*Records that describe figures*:
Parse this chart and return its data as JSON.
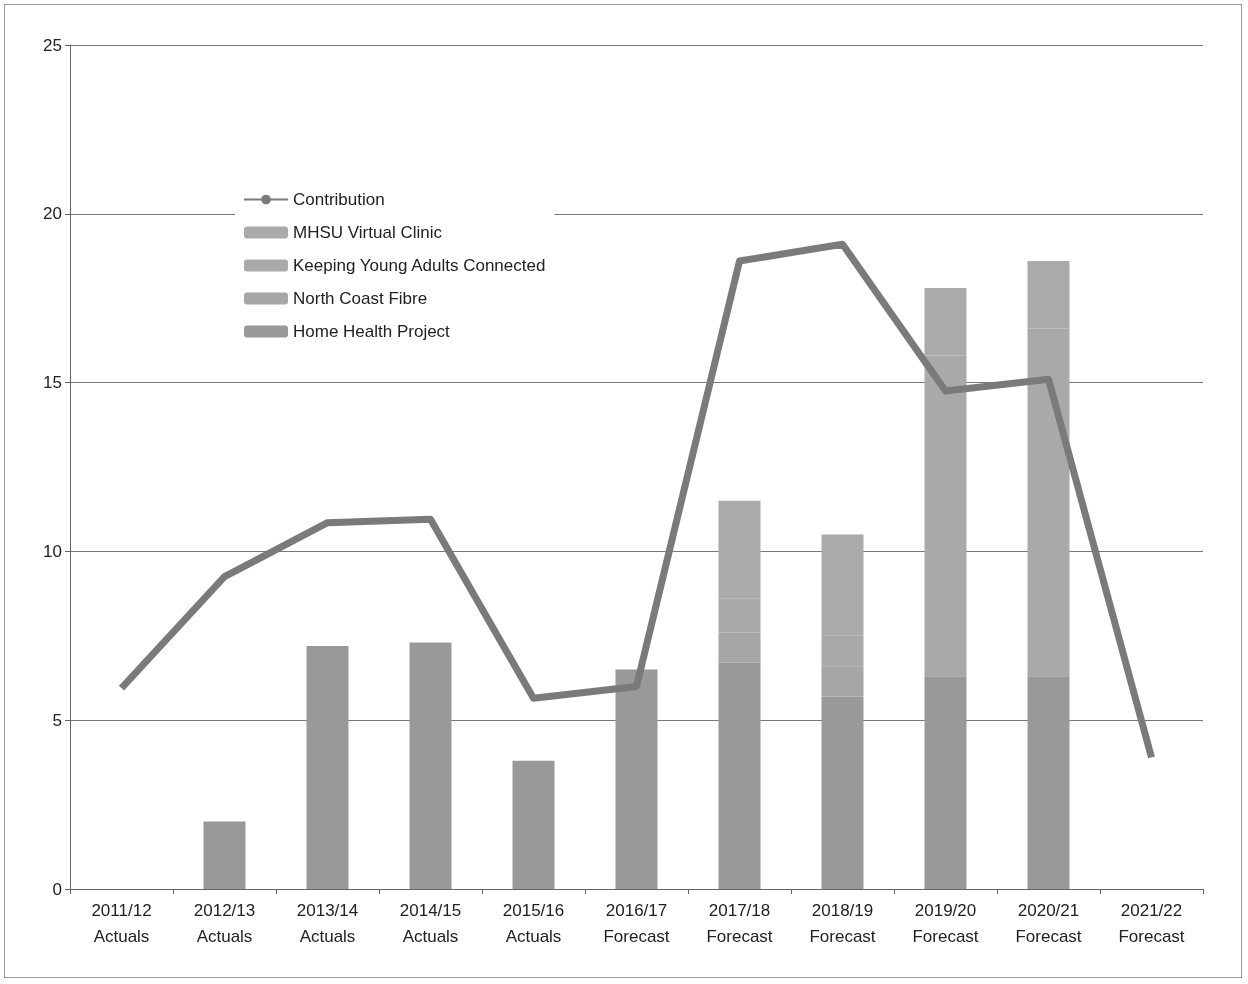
{
  "chart_data": {
    "type": "bar",
    "stacked": true,
    "categories": [
      "2011/12\nActuals",
      "2012/13\nActuals",
      "2013/14\nActuals",
      "2014/15\nActuals",
      "2015/16\nActuals",
      "2016/17\nForecast",
      "2017/18\nForecast",
      "2018/19\nForecast",
      "2019/20\nForecast",
      "2020/21\nForecast",
      "2021/22\nForecast"
    ],
    "series": [
      {
        "name": "Home Health Project",
        "color": "#999999",
        "values": [
          null,
          2.0,
          7.2,
          7.3,
          3.8,
          6.5,
          6.7,
          5.7,
          6.3,
          6.3,
          null
        ]
      },
      {
        "name": "North Coast Fibre",
        "color": "#a6a6a6",
        "values": [
          null,
          null,
          null,
          null,
          null,
          null,
          0.9,
          0.9,
          null,
          null,
          null
        ]
      },
      {
        "name": "Keeping Young Adults Connected",
        "color": "#a9a9a9",
        "values": [
          null,
          null,
          null,
          null,
          null,
          null,
          1.0,
          0.9,
          9.5,
          10.3,
          null
        ]
      },
      {
        "name": "MHSU Virtual Clinic",
        "color": "#aaaaaa",
        "values": [
          null,
          null,
          null,
          null,
          null,
          null,
          2.9,
          3.0,
          2.0,
          2.0,
          null
        ]
      },
      {
        "name": "Contribution",
        "type": "line",
        "color": "#7a7a7a",
        "values": [
          5.95,
          9.25,
          10.85,
          10.95,
          5.65,
          6.0,
          18.6,
          19.1,
          14.75,
          15.1,
          3.9
        ]
      }
    ],
    "ylim": [
      0,
      25
    ],
    "yticks": [
      0,
      5,
      10,
      15,
      20,
      25
    ],
    "grid": "y",
    "legend": "top left",
    "marker": "none"
  }
}
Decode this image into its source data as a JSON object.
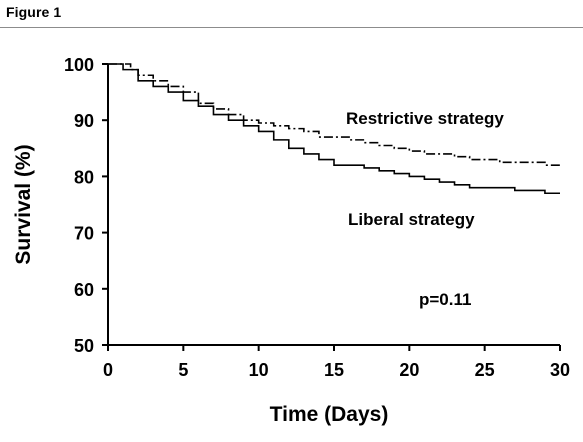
{
  "figure": {
    "label": "Figure 1"
  },
  "chart_data": {
    "type": "line",
    "xlabel": "Time (Days)",
    "ylabel": "Survival (%)",
    "xlim": [
      0,
      30
    ],
    "ylim": [
      50,
      100
    ],
    "xticks": [
      0,
      5,
      10,
      15,
      20,
      25,
      30
    ],
    "yticks": [
      50,
      60,
      70,
      80,
      90,
      100
    ],
    "step": true,
    "grid": false,
    "legend": "none",
    "series": [
      {
        "name": "Restrictive strategy",
        "line_style": "dash-dot",
        "color": "#000000",
        "x": [
          0,
          1,
          1.5,
          2,
          3,
          4,
          5,
          6,
          7,
          8,
          9,
          10,
          11,
          12,
          13,
          14,
          15,
          16,
          17,
          18,
          19,
          20,
          21,
          22,
          23,
          24,
          25,
          26,
          27,
          28,
          29,
          30
        ],
        "y": [
          100,
          100,
          99,
          98,
          97,
          96,
          95,
          93,
          92,
          91,
          90,
          89.5,
          89,
          88.5,
          88,
          87,
          87,
          86.5,
          86,
          85.5,
          85,
          84.5,
          84,
          84,
          83.5,
          83,
          83,
          82.5,
          82.5,
          82.5,
          82,
          82
        ]
      },
      {
        "name": "Liberal strategy",
        "line_style": "solid",
        "color": "#000000",
        "x": [
          0,
          0.8,
          1,
          2,
          3,
          4,
          5,
          6,
          7,
          8,
          9,
          10,
          11,
          12,
          13,
          14,
          15,
          16,
          17,
          18,
          19,
          20,
          21,
          22,
          23,
          24,
          25,
          26,
          27,
          28,
          29,
          30
        ],
        "y": [
          100,
          100,
          99,
          97,
          96,
          95,
          93.5,
          92.5,
          91,
          90,
          89,
          88,
          86.5,
          85,
          84,
          83,
          82,
          82,
          81.5,
          81,
          80.5,
          80,
          79.5,
          79,
          78.5,
          78,
          78,
          78,
          77.5,
          77.5,
          77,
          77
        ]
      }
    ],
    "annotations": [
      {
        "text": "p=0.11"
      }
    ]
  }
}
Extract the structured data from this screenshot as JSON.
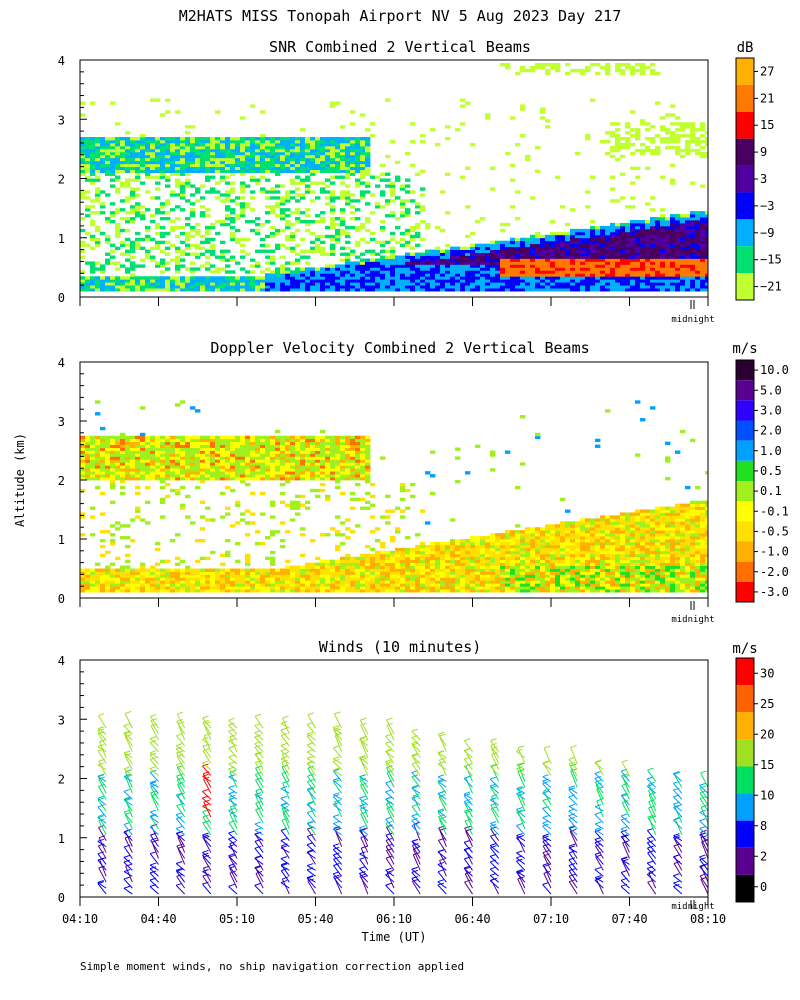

*OBJECTIVE*: In the entries above, identify every line with the string "this".

*THE SOLUTION*:
Parse this chart and return its data as JSON.
Decode this image into its source data as a JSON object.
Extract the structured data from this screenshot as JSON.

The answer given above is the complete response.